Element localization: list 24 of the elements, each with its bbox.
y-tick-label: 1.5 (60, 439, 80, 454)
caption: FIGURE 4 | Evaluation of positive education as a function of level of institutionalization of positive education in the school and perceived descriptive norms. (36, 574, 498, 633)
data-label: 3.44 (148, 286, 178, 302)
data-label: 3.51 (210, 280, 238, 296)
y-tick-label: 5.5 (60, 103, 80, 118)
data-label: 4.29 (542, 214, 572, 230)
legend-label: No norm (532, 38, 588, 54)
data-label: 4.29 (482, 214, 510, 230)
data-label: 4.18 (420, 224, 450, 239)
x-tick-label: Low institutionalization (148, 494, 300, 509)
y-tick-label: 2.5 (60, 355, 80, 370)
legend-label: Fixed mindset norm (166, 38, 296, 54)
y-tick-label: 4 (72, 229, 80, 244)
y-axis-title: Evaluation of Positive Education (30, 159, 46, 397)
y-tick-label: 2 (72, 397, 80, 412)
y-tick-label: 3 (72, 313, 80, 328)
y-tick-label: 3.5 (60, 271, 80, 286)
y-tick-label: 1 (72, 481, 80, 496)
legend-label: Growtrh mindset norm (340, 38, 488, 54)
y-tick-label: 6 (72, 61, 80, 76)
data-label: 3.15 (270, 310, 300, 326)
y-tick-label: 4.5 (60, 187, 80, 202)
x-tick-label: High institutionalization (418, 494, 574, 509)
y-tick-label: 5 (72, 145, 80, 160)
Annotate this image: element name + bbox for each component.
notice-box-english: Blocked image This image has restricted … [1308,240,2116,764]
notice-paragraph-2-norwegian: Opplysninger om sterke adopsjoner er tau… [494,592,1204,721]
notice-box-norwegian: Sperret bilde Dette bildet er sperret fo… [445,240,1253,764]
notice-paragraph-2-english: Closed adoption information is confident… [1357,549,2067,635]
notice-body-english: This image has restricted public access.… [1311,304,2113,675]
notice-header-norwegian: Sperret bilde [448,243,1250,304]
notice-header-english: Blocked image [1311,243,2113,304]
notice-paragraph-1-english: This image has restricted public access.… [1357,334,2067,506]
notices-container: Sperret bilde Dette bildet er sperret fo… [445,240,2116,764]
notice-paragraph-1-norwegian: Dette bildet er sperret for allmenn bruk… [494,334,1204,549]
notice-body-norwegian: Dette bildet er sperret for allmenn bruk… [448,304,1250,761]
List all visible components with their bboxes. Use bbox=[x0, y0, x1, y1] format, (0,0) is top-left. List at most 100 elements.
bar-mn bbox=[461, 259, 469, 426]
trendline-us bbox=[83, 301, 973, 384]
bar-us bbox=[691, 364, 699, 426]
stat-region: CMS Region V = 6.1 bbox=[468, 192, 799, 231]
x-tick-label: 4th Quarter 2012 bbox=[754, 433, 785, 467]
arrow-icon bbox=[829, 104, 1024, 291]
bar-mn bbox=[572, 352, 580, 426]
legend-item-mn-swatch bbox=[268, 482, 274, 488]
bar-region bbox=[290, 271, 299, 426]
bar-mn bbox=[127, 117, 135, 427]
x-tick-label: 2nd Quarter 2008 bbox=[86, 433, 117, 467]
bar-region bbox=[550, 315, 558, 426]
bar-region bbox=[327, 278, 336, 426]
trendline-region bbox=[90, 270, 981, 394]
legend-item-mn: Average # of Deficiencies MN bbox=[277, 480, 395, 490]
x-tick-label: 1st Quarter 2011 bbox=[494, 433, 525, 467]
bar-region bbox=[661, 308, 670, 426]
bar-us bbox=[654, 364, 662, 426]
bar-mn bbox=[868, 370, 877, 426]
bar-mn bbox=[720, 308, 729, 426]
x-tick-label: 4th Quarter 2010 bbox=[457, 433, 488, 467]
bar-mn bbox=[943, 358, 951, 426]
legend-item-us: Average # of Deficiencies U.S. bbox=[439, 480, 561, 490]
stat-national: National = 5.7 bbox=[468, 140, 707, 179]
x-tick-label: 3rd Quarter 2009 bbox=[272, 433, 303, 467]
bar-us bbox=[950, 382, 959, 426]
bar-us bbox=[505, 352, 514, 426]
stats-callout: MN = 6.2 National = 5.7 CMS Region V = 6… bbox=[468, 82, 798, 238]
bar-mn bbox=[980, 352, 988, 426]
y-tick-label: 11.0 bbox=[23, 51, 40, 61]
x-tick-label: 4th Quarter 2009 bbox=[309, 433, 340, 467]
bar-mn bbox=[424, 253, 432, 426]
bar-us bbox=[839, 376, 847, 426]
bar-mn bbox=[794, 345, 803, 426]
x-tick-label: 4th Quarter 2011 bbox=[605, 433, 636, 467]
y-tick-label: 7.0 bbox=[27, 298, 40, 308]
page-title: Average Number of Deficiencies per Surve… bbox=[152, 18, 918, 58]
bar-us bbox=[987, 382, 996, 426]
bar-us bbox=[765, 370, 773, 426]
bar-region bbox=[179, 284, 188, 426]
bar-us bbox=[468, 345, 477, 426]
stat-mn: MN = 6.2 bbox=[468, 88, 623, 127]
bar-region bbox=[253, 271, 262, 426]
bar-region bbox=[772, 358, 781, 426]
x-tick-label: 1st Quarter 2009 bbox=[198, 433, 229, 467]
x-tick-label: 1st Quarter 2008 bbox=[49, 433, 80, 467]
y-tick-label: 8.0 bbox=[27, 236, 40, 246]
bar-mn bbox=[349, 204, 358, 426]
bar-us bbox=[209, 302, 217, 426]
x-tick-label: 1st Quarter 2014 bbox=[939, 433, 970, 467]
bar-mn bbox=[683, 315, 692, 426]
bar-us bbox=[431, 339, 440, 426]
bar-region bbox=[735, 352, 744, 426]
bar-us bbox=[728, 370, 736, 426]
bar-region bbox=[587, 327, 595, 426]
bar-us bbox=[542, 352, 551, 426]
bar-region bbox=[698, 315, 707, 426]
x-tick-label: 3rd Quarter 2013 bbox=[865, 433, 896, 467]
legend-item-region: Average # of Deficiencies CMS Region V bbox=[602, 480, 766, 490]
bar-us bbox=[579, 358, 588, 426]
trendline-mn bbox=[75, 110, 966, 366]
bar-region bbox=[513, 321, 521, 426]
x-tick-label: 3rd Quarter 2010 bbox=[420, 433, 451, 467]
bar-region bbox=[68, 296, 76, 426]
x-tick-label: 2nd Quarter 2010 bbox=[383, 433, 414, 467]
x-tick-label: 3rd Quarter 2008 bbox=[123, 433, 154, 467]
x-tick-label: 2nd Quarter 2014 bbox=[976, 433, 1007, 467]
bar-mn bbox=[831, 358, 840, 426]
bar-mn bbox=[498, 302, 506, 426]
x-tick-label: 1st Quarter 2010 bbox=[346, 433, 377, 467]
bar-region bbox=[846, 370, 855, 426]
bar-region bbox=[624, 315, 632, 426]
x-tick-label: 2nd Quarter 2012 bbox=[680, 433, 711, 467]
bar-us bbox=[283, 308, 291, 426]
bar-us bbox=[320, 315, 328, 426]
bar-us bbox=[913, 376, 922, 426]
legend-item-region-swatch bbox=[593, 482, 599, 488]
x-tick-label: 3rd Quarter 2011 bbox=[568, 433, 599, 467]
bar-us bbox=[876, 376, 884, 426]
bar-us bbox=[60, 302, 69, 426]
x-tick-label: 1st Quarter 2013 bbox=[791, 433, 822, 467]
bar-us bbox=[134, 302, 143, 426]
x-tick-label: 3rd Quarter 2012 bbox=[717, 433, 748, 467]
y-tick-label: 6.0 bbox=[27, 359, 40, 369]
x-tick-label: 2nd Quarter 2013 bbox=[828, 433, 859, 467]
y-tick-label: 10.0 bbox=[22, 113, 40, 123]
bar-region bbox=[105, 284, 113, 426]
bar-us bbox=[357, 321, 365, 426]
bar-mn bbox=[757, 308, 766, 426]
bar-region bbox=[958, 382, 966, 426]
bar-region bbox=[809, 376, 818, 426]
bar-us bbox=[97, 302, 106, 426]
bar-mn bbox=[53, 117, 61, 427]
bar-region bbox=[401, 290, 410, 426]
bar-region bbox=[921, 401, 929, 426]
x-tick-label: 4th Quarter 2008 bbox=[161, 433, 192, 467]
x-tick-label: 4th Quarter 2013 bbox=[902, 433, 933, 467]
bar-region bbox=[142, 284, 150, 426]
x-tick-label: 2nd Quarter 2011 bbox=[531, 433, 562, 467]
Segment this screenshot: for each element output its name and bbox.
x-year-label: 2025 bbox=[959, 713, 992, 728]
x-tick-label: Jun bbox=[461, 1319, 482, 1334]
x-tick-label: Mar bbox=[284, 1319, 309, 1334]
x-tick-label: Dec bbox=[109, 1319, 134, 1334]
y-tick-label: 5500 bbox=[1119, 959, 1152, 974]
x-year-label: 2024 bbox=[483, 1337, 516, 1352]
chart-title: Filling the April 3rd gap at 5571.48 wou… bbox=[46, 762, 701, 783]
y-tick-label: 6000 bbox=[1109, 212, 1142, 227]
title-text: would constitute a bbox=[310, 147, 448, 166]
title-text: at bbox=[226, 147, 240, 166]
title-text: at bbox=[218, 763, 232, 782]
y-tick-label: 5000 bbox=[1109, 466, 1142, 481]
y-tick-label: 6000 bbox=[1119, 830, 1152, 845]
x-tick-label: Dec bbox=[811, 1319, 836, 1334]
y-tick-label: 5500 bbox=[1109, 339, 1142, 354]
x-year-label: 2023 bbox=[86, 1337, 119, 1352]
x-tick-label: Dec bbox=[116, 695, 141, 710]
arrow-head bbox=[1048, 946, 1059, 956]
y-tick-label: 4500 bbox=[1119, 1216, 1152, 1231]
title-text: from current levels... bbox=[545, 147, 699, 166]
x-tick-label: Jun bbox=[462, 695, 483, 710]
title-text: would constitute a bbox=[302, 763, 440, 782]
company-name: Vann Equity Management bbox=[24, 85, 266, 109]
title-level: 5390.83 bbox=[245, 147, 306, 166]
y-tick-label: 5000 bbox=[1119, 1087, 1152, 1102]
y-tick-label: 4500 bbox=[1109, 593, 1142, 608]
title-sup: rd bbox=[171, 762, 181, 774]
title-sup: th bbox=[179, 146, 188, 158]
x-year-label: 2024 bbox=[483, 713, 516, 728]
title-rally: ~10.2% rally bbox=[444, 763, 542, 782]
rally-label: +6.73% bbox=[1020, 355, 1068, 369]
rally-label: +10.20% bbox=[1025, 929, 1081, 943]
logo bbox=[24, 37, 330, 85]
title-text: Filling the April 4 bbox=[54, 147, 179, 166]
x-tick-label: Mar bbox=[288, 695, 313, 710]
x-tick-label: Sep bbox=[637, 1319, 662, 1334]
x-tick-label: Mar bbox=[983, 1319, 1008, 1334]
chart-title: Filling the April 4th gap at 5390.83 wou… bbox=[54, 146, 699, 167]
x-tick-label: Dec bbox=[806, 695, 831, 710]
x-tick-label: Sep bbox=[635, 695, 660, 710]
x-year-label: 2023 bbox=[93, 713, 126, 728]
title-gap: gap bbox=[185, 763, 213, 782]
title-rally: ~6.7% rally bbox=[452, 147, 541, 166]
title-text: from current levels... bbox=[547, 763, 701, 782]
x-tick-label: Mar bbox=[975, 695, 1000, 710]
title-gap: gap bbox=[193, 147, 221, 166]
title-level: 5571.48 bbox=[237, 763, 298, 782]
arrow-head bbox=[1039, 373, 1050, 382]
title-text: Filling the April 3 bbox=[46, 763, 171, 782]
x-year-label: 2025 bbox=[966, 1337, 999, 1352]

TASK TO CARRY OUT »
Write out the listing from its first line through the line containing "legend-label: No norm (532, 38, 588, 54)", both included, and nothing more.

THE RESPONSE »
Element localization: list 24 of the elements, each with its bbox.
y-tick-label: 1.5 (60, 439, 80, 454)
caption: FIGURE 4 | Evaluation of positive education as a function of level of institutionalization of positive education in the school and perceived descriptive norms. (36, 574, 498, 633)
data-label: 3.44 (148, 286, 178, 302)
data-label: 3.51 (210, 280, 238, 296)
y-tick-label: 5.5 (60, 103, 80, 118)
data-label: 4.29 (542, 214, 572, 230)
legend-label: No norm (532, 38, 588, 54)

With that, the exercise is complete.